start STORED RECORDS
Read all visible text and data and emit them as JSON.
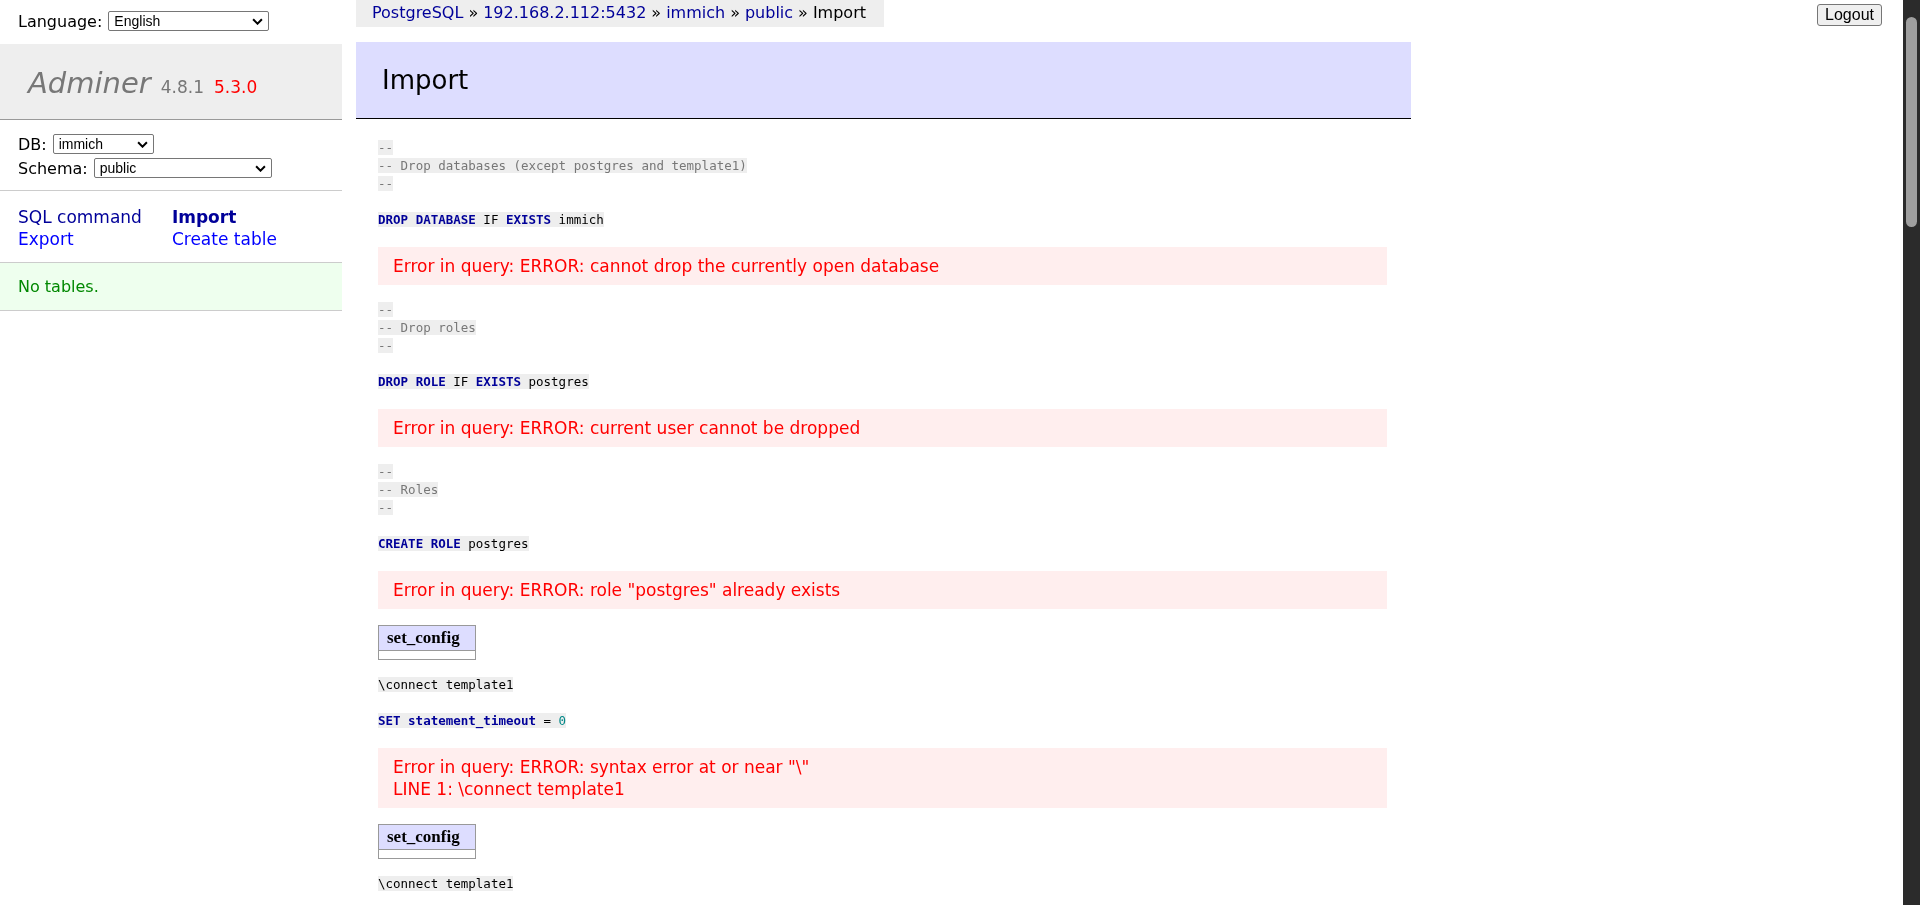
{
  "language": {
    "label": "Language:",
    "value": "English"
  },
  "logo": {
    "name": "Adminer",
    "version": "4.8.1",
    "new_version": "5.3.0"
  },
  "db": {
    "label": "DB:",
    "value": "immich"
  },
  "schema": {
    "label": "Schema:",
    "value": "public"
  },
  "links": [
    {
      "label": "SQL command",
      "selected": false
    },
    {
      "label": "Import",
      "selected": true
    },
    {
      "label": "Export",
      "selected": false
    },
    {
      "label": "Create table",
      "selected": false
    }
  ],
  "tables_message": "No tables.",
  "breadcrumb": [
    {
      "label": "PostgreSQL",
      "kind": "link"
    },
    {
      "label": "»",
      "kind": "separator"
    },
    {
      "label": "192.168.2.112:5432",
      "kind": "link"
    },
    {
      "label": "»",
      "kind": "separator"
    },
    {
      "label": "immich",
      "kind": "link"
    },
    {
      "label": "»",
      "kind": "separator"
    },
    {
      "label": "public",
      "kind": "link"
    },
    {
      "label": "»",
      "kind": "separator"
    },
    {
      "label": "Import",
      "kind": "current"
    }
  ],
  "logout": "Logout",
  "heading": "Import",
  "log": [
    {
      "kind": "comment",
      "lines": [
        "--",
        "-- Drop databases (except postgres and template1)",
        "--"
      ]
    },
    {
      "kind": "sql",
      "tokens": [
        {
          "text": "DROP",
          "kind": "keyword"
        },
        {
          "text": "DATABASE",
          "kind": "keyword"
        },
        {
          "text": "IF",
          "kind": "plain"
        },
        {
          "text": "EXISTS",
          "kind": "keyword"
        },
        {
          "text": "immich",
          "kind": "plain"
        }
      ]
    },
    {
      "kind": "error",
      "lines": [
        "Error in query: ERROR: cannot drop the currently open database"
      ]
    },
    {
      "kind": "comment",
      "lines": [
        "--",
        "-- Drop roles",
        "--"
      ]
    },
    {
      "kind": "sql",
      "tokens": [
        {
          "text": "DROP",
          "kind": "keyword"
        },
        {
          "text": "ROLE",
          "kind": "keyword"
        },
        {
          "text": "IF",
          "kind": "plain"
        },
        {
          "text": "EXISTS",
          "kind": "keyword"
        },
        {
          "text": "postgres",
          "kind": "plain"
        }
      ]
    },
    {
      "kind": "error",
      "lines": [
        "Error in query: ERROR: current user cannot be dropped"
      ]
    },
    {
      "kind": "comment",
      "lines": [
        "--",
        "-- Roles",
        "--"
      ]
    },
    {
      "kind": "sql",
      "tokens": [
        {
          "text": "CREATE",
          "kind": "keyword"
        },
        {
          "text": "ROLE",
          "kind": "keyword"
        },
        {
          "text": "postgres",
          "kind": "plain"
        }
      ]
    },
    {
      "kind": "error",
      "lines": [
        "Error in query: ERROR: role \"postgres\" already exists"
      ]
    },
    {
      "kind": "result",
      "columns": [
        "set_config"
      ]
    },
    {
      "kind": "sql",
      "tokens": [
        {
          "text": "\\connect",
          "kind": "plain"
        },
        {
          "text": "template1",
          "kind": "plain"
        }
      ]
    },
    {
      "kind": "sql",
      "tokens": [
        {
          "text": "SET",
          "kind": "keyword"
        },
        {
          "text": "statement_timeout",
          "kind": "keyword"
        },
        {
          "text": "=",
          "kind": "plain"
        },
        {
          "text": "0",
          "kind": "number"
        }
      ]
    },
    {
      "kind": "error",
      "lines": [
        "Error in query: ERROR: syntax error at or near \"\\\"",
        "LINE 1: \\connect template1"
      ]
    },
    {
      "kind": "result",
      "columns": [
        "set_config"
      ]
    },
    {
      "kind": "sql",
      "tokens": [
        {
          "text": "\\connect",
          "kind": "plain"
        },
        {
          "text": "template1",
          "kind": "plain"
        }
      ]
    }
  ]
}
end STORED RECORDS
SET TASK: Transcribe the full listing above exactly as it stands, minus the pictures.

RESULT OF THE EXERCISE:
Read all visible text and data and emit them as JSON.
{
  "language": {
    "label": "Language:",
    "value": "English"
  },
  "logo": {
    "name": "Adminer",
    "version": "4.8.1",
    "new_version": "5.3.0"
  },
  "db": {
    "label": "DB:",
    "value": "immich"
  },
  "schema": {
    "label": "Schema:",
    "value": "public"
  },
  "links": [
    {
      "label": "SQL command",
      "selected": false
    },
    {
      "label": "Import",
      "selected": true
    },
    {
      "label": "Export",
      "selected": false
    },
    {
      "label": "Create table",
      "selected": false
    }
  ],
  "tables_message": "No tables.",
  "breadcrumb": [
    {
      "label": "PostgreSQL",
      "kind": "link"
    },
    {
      "label": "»",
      "kind": "separator"
    },
    {
      "label": "192.168.2.112:5432",
      "kind": "link"
    },
    {
      "label": "»",
      "kind": "separator"
    },
    {
      "label": "immich",
      "kind": "link"
    },
    {
      "label": "»",
      "kind": "separator"
    },
    {
      "label": "public",
      "kind": "link"
    },
    {
      "label": "»",
      "kind": "separator"
    },
    {
      "label": "Import",
      "kind": "current"
    }
  ],
  "logout": "Logout",
  "heading": "Import",
  "log": [
    {
      "kind": "comment",
      "lines": [
        "--",
        "-- Drop databases (except postgres and template1)",
        "--"
      ]
    },
    {
      "kind": "sql",
      "tokens": [
        {
          "text": "DROP",
          "kind": "keyword"
        },
        {
          "text": "DATABASE",
          "kind": "keyword"
        },
        {
          "text": "IF",
          "kind": "plain"
        },
        {
          "text": "EXISTS",
          "kind": "keyword"
        },
        {
          "text": "immich",
          "kind": "plain"
        }
      ]
    },
    {
      "kind": "error",
      "lines": [
        "Error in query: ERROR: cannot drop the currently open database"
      ]
    },
    {
      "kind": "comment",
      "lines": [
        "--",
        "-- Drop roles",
        "--"
      ]
    },
    {
      "kind": "sql",
      "tokens": [
        {
          "text": "DROP",
          "kind": "keyword"
        },
        {
          "text": "ROLE",
          "kind": "keyword"
        },
        {
          "text": "IF",
          "kind": "plain"
        },
        {
          "text": "EXISTS",
          "kind": "keyword"
        },
        {
          "text": "postgres",
          "kind": "plain"
        }
      ]
    },
    {
      "kind": "error",
      "lines": [
        "Error in query: ERROR: current user cannot be dropped"
      ]
    },
    {
      "kind": "comment",
      "lines": [
        "--",
        "-- Roles",
        "--"
      ]
    },
    {
      "kind": "sql",
      "tokens": [
        {
          "text": "CREATE",
          "kind": "keyword"
        },
        {
          "text": "ROLE",
          "kind": "keyword"
        },
        {
          "text": "postgres",
          "kind": "plain"
        }
      ]
    },
    {
      "kind": "error",
      "lines": [
        "Error in query: ERROR: role \"postgres\" already exists"
      ]
    },
    {
      "kind": "result",
      "columns": [
        "set_config"
      ]
    },
    {
      "kind": "sql",
      "tokens": [
        {
          "text": "\\connect",
          "kind": "plain"
        },
        {
          "text": "template1",
          "kind": "plain"
        }
      ]
    },
    {
      "kind": "sql",
      "tokens": [
        {
          "text": "SET",
          "kind": "keyword"
        },
        {
          "text": "statement_timeout",
          "kind": "keyword"
        },
        {
          "text": "=",
          "kind": "plain"
        },
        {
          "text": "0",
          "kind": "number"
        }
      ]
    },
    {
      "kind": "error",
      "lines": [
        "Error in query: ERROR: syntax error at or near \"\\\"",
        "LINE 1: \\connect template1"
      ]
    },
    {
      "kind": "result",
      "columns": [
        "set_config"
      ]
    },
    {
      "kind": "sql",
      "tokens": [
        {
          "text": "\\connect",
          "kind": "plain"
        },
        {
          "text": "template1",
          "kind": "plain"
        }
      ]
    }
  ]
}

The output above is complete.